*AIM OF THE TASK*.
Return the material word for word. Do not include the pictures.
[begin MATERIAL PROVIDED]
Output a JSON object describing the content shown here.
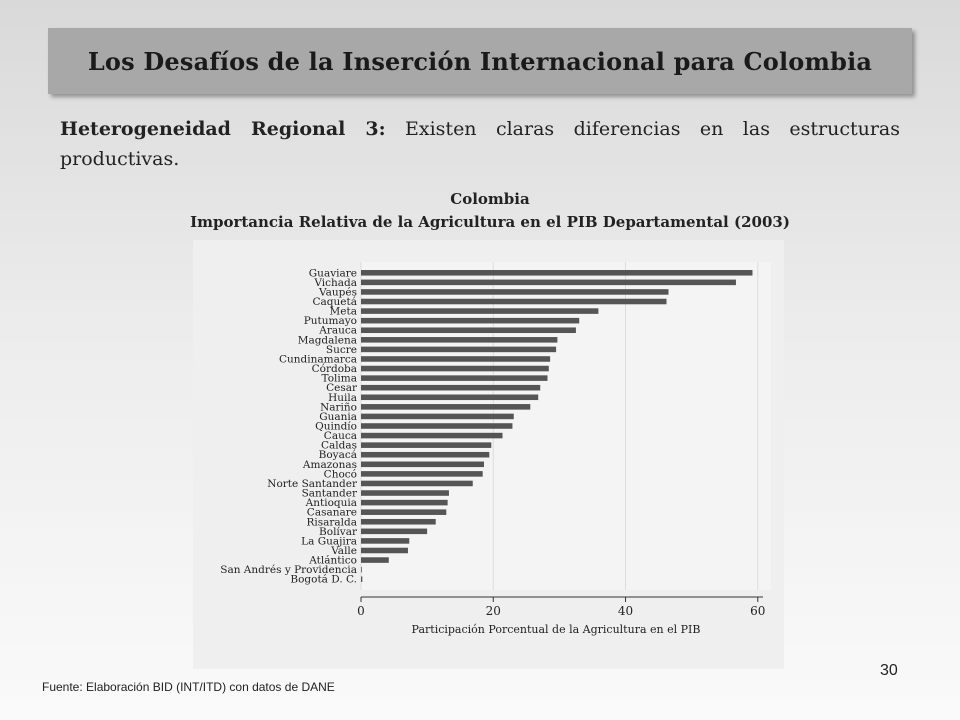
{
  "slide": {
    "title": "Los Desafíos de la Inserción Internacional para Colombia",
    "intro_bold": "Heterogeneidad Regional 3:",
    "intro_text": " Existen claras diferencias en las estructuras productivas.",
    "source": "Fuente: Elaboración BID (INT/ITD)  con datos de DANE",
    "page_number": "30"
  },
  "chart_data": {
    "type": "bar",
    "orientation": "horizontal",
    "title": "Colombia",
    "subtitle": "Importancia Relativa de la Agricultura en el PIB Departamental (2003)",
    "xlabel": "Participación Porcentual de la Agricultura en el PIB",
    "ylabel": "",
    "xlim": [
      0,
      62
    ],
    "xticks": [
      0,
      20,
      40,
      60
    ],
    "grid": "vertical",
    "bar_color": "#555555",
    "categories": [
      "Guaviare",
      "Vichada",
      "Vaupés",
      "Caquetá",
      "Meta",
      "Putumayo",
      "Arauca",
      "Magdalena",
      "Sucre",
      "Cundinamarca",
      "Córdoba",
      "Tolima",
      "Cesar",
      "Huila",
      "Nariño",
      "Guania",
      "Quindío",
      "Cauca",
      "Caldas",
      "Boyacá",
      "Amazonas",
      "Chocó",
      "Norte Santander",
      "Santander",
      "Antioquia",
      "Casanare",
      "Risaralda",
      "Bolívar",
      "La Guajira",
      "Valle",
      "Atlántico",
      "San Andrés y Providencia",
      "Bogotá D. C."
    ],
    "values": [
      59.2,
      56.7,
      46.5,
      46.2,
      35.9,
      33.0,
      32.5,
      29.7,
      29.5,
      28.6,
      28.4,
      28.2,
      27.1,
      26.8,
      25.6,
      23.1,
      22.9,
      21.4,
      19.7,
      19.4,
      18.6,
      18.4,
      16.9,
      13.3,
      13.1,
      12.9,
      11.3,
      10.0,
      7.3,
      7.1,
      4.2,
      0.1,
      0.2
    ]
  }
}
[end MATERIAL PROVIDED]
*EXERCISE ANSWER*.
Output a JSON object describing the content shown here.
{
  "slide": {
    "title": "Los Desafíos de la Inserción Internacional para Colombia",
    "intro_bold": "Heterogeneidad Regional 3:",
    "intro_text": " Existen claras diferencias en las estructuras productivas.",
    "source": "Fuente: Elaboración BID (INT/ITD)  con datos de DANE",
    "page_number": "30"
  },
  "chart_data": {
    "type": "bar",
    "orientation": "horizontal",
    "title": "Colombia",
    "subtitle": "Importancia Relativa de la Agricultura en el PIB Departamental (2003)",
    "xlabel": "Participación Porcentual de la Agricultura en el PIB",
    "ylabel": "",
    "xlim": [
      0,
      62
    ],
    "xticks": [
      0,
      20,
      40,
      60
    ],
    "grid": "vertical",
    "bar_color": "#555555",
    "categories": [
      "Guaviare",
      "Vichada",
      "Vaupés",
      "Caquetá",
      "Meta",
      "Putumayo",
      "Arauca",
      "Magdalena",
      "Sucre",
      "Cundinamarca",
      "Córdoba",
      "Tolima",
      "Cesar",
      "Huila",
      "Nariño",
      "Guania",
      "Quindío",
      "Cauca",
      "Caldas",
      "Boyacá",
      "Amazonas",
      "Chocó",
      "Norte Santander",
      "Santander",
      "Antioquia",
      "Casanare",
      "Risaralda",
      "Bolívar",
      "La Guajira",
      "Valle",
      "Atlántico",
      "San Andrés y Providencia",
      "Bogotá D. C."
    ],
    "values": [
      59.2,
      56.7,
      46.5,
      46.2,
      35.9,
      33.0,
      32.5,
      29.7,
      29.5,
      28.6,
      28.4,
      28.2,
      27.1,
      26.8,
      25.6,
      23.1,
      22.9,
      21.4,
      19.7,
      19.4,
      18.6,
      18.4,
      16.9,
      13.3,
      13.1,
      12.9,
      11.3,
      10.0,
      7.3,
      7.1,
      4.2,
      0.1,
      0.2
    ]
  }
}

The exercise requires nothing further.